Rows from a dataset
....
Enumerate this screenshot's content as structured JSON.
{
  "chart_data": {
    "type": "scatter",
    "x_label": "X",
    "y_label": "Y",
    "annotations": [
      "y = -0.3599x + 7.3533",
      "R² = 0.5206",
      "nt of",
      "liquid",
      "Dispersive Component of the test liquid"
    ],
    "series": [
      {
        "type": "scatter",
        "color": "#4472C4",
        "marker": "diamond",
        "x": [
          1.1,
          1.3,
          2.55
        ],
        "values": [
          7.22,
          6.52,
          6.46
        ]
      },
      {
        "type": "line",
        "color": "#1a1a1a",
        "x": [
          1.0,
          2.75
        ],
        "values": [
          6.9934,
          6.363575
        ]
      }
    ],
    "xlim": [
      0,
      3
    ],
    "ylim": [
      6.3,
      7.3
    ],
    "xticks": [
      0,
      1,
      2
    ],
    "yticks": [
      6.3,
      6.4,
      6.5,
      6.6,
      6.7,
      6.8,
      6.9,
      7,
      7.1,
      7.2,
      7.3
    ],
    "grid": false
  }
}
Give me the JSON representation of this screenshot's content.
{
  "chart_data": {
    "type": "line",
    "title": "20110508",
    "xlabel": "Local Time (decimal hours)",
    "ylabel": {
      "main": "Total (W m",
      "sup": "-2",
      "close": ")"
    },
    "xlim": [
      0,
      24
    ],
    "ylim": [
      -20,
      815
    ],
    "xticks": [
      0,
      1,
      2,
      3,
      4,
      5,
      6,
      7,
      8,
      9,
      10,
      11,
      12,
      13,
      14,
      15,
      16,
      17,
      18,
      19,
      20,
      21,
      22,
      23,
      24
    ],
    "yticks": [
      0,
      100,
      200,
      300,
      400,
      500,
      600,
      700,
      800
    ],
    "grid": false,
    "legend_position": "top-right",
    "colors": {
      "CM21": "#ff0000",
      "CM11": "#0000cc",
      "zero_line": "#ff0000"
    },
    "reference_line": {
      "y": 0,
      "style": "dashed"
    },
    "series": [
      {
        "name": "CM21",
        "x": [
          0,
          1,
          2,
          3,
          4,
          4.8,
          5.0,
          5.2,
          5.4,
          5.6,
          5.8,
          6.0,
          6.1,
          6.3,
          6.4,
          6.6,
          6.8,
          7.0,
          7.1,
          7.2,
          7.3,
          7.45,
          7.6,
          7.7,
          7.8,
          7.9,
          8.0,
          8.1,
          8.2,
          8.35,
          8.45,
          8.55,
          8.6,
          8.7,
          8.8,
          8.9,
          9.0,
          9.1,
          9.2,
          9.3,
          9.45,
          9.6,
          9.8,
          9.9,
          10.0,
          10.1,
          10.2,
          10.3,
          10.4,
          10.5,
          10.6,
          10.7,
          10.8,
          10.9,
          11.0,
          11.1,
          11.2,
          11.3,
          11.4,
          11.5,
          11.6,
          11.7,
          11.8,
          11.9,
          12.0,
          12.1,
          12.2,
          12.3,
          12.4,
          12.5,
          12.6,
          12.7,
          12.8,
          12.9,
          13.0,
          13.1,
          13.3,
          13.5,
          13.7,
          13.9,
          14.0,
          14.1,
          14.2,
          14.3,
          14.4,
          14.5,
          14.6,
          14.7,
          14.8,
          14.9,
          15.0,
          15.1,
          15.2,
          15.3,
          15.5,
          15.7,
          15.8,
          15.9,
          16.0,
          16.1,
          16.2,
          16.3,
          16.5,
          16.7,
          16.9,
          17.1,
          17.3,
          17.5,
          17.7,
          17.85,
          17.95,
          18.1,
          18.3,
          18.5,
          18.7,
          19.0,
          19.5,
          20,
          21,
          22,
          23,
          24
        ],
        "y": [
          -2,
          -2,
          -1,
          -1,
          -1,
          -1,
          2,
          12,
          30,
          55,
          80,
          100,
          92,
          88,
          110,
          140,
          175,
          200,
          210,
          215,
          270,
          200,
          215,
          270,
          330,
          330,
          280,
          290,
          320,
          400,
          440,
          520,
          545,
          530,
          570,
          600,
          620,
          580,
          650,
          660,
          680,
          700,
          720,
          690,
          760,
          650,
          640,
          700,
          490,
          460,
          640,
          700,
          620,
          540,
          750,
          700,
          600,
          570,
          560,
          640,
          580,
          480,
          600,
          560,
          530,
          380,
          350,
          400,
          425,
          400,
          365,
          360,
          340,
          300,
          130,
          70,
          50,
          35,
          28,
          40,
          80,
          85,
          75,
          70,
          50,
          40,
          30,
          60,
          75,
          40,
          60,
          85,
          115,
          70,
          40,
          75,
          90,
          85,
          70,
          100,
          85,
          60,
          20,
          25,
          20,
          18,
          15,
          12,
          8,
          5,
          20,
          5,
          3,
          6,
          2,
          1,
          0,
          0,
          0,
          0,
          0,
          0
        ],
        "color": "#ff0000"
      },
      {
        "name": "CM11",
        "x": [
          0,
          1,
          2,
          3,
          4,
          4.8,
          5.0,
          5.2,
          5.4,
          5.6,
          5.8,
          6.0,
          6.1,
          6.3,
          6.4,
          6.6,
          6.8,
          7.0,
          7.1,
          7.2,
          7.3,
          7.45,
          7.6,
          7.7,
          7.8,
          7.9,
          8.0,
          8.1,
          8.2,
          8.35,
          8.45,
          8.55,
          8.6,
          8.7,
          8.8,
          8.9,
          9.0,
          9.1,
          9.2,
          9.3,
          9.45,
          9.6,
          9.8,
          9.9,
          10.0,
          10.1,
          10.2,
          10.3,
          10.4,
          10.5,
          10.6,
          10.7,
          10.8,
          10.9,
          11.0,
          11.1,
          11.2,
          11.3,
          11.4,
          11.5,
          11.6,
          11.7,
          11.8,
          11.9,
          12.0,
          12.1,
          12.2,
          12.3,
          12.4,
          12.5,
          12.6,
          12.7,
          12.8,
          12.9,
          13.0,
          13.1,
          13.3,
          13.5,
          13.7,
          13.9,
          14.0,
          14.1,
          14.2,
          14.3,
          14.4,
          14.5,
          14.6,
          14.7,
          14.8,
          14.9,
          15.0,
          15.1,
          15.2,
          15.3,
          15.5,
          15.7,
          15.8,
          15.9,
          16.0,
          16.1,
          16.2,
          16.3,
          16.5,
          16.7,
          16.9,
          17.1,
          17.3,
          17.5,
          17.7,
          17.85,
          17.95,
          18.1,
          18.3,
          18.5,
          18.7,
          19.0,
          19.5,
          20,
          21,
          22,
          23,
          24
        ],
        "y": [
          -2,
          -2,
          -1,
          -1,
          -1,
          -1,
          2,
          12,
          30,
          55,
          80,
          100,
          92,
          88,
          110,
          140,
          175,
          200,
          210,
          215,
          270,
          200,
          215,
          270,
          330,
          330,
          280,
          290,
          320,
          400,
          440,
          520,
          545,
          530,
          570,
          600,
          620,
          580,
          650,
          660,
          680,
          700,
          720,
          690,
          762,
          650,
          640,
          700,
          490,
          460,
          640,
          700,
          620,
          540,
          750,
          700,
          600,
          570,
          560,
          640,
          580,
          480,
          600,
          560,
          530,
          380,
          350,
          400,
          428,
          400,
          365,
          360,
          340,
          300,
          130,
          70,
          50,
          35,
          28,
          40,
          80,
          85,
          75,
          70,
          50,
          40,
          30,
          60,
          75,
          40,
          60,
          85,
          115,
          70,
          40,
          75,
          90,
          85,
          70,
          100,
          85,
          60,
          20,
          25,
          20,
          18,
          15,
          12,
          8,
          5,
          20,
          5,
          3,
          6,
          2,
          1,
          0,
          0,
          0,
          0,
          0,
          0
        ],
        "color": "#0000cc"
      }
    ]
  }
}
....
Short problem: Repeat every line of the material exactly as given.

The output:
Enumerate this screenshot's content as structured JSON.
{
  "chart_data": {
    "type": "scatter",
    "x_label": "X",
    "y_label": "Y",
    "annotations": [
      "y = -0.3599x + 7.3533",
      "R² = 0.5206",
      "nt of",
      "liquid",
      "Dispersive Component of the test liquid"
    ],
    "series": [
      {
        "type": "scatter",
        "color": "#4472C4",
        "marker": "diamond",
        "x": [
          1.1,
          1.3,
          2.55
        ],
        "values": [
          7.22,
          6.52,
          6.46
        ]
      },
      {
        "type": "line",
        "color": "#1a1a1a",
        "x": [
          1.0,
          2.75
        ],
        "values": [
          6.9934,
          6.363575
        ]
      }
    ],
    "xlim": [
      0,
      3
    ],
    "ylim": [
      6.3,
      7.3
    ],
    "xticks": [
      0,
      1,
      2
    ],
    "yticks": [
      6.3,
      6.4,
      6.5,
      6.6,
      6.7,
      6.8,
      6.9,
      7,
      7.1,
      7.2,
      7.3
    ],
    "grid": false
  }
}
Give me the JSON representation of this screenshot's content.
{
  "chart_data": {
    "type": "line",
    "title": "20110508",
    "xlabel": "Local Time (decimal hours)",
    "ylabel": {
      "main": "Total (W m",
      "sup": "-2",
      "close": ")"
    },
    "xlim": [
      0,
      24
    ],
    "ylim": [
      -20,
      815
    ],
    "xticks": [
      0,
      1,
      2,
      3,
      4,
      5,
      6,
      7,
      8,
      9,
      10,
      11,
      12,
      13,
      14,
      15,
      16,
      17,
      18,
      19,
      20,
      21,
      22,
      23,
      24
    ],
    "yticks": [
      0,
      100,
      200,
      300,
      400,
      500,
      600,
      700,
      800
    ],
    "grid": false,
    "legend_position": "top-right",
    "colors": {
      "CM21": "#ff0000",
      "CM11": "#0000cc",
      "zero_line": "#ff0000"
    },
    "reference_line": {
      "y": 0,
      "style": "dashed"
    },
    "series": [
      {
        "name": "CM21",
        "x": [
          0,
          1,
          2,
          3,
          4,
          4.8,
          5.0,
          5.2,
          5.4,
          5.6,
          5.8,
          6.0,
          6.1,
          6.3,
          6.4,
          6.6,
          6.8,
          7.0,
          7.1,
          7.2,
          7.3,
          7.45,
          7.6,
          7.7,
          7.8,
          7.9,
          8.0,
          8.1,
          8.2,
          8.35,
          8.45,
          8.55,
          8.6,
          8.7,
          8.8,
          8.9,
          9.0,
          9.1,
          9.2,
          9.3,
          9.45,
          9.6,
          9.8,
          9.9,
          10.0,
          10.1,
          10.2,
          10.3,
          10.4,
          10.5,
          10.6,
          10.7,
          10.8,
          10.9,
          11.0,
          11.1,
          11.2,
          11.3,
          11.4,
          11.5,
          11.6,
          11.7,
          11.8,
          11.9,
          12.0,
          12.1,
          12.2,
          12.3,
          12.4,
          12.5,
          12.6,
          12.7,
          12.8,
          12.9,
          13.0,
          13.1,
          13.3,
          13.5,
          13.7,
          13.9,
          14.0,
          14.1,
          14.2,
          14.3,
          14.4,
          14.5,
          14.6,
          14.7,
          14.8,
          14.9,
          15.0,
          15.1,
          15.2,
          15.3,
          15.5,
          15.7,
          15.8,
          15.9,
          16.0,
          16.1,
          16.2,
          16.3,
          16.5,
          16.7,
          16.9,
          17.1,
          17.3,
          17.5,
          17.7,
          17.85,
          17.95,
          18.1,
          18.3,
          18.5,
          18.7,
          19.0,
          19.5,
          20,
          21,
          22,
          23,
          24
        ],
        "y": [
          -2,
          -2,
          -1,
          -1,
          -1,
          -1,
          2,
          12,
          30,
          55,
          80,
          100,
          92,
          88,
          110,
          140,
          175,
          200,
          210,
          215,
          270,
          200,
          215,
          270,
          330,
          330,
          280,
          290,
          320,
          400,
          440,
          520,
          545,
          530,
          570,
          600,
          620,
          580,
          650,
          660,
          680,
          700,
          720,
          690,
          760,
          650,
          640,
          700,
          490,
          460,
          640,
          700,
          620,
          540,
          750,
          700,
          600,
          570,
          560,
          640,
          580,
          480,
          600,
          560,
          530,
          380,
          350,
          400,
          425,
          400,
          365,
          360,
          340,
          300,
          130,
          70,
          50,
          35,
          28,
          40,
          80,
          85,
          75,
          70,
          50,
          40,
          30,
          60,
          75,
          40,
          60,
          85,
          115,
          70,
          40,
          75,
          90,
          85,
          70,
          100,
          85,
          60,
          20,
          25,
          20,
          18,
          15,
          12,
          8,
          5,
          20,
          5,
          3,
          6,
          2,
          1,
          0,
          0,
          0,
          0,
          0,
          0
        ],
        "color": "#ff0000"
      },
      {
        "name": "CM11",
        "x": [
          0,
          1,
          2,
          3,
          4,
          4.8,
          5.0,
          5.2,
          5.4,
          5.6,
          5.8,
          6.0,
          6.1,
          6.3,
          6.4,
          6.6,
          6.8,
          7.0,
          7.1,
          7.2,
          7.3,
          7.45,
          7.6,
          7.7,
          7.8,
          7.9,
          8.0,
          8.1,
          8.2,
          8.35,
          8.45,
          8.55,
          8.6,
          8.7,
          8.8,
          8.9,
          9.0,
          9.1,
          9.2,
          9.3,
          9.45,
          9.6,
          9.8,
          9.9,
          10.0,
          10.1,
          10.2,
          10.3,
          10.4,
          10.5,
          10.6,
          10.7,
          10.8,
          10.9,
          11.0,
          11.1,
          11.2,
          11.3,
          11.4,
          11.5,
          11.6,
          11.7,
          11.8,
          11.9,
          12.0,
          12.1,
          12.2,
          12.3,
          12.4,
          12.5,
          12.6,
          12.7,
          12.8,
          12.9,
          13.0,
          13.1,
          13.3,
          13.5,
          13.7,
          13.9,
          14.0,
          14.1,
          14.2,
          14.3,
          14.4,
          14.5,
          14.6,
          14.7,
          14.8,
          14.9,
          15.0,
          15.1,
          15.2,
          15.3,
          15.5,
          15.7,
          15.8,
          15.9,
          16.0,
          16.1,
          16.2,
          16.3,
          16.5,
          16.7,
          16.9,
          17.1,
          17.3,
          17.5,
          17.7,
          17.85,
          17.95,
          18.1,
          18.3,
          18.5,
          18.7,
          19.0,
          19.5,
          20,
          21,
          22,
          23,
          24
        ],
        "y": [
          -2,
          -2,
          -1,
          -1,
          -1,
          -1,
          2,
          12,
          30,
          55,
          80,
          100,
          92,
          88,
          110,
          140,
          175,
          200,
          210,
          215,
          270,
          200,
          215,
          270,
          330,
          330,
          280,
          290,
          320,
          400,
          440,
          520,
          545,
          530,
          570,
          600,
          620,
          580,
          650,
          660,
          680,
          700,
          720,
          690,
          762,
          650,
          640,
          700,
          490,
          460,
          640,
          700,
          620,
          540,
          750,
          700,
          600,
          570,
          560,
          640,
          580,
          480,
          600,
          560,
          530,
          380,
          350,
          400,
          428,
          400,
          365,
          360,
          340,
          300,
          130,
          70,
          50,
          35,
          28,
          40,
          80,
          85,
          75,
          70,
          50,
          40,
          30,
          60,
          75,
          40,
          60,
          85,
          115,
          70,
          40,
          75,
          90,
          85,
          70,
          100,
          85,
          60,
          20,
          25,
          20,
          18,
          15,
          12,
          8,
          5,
          20,
          5,
          3,
          6,
          2,
          1,
          0,
          0,
          0,
          0,
          0,
          0
        ],
        "color": "#0000cc"
      }
    ]
  }
}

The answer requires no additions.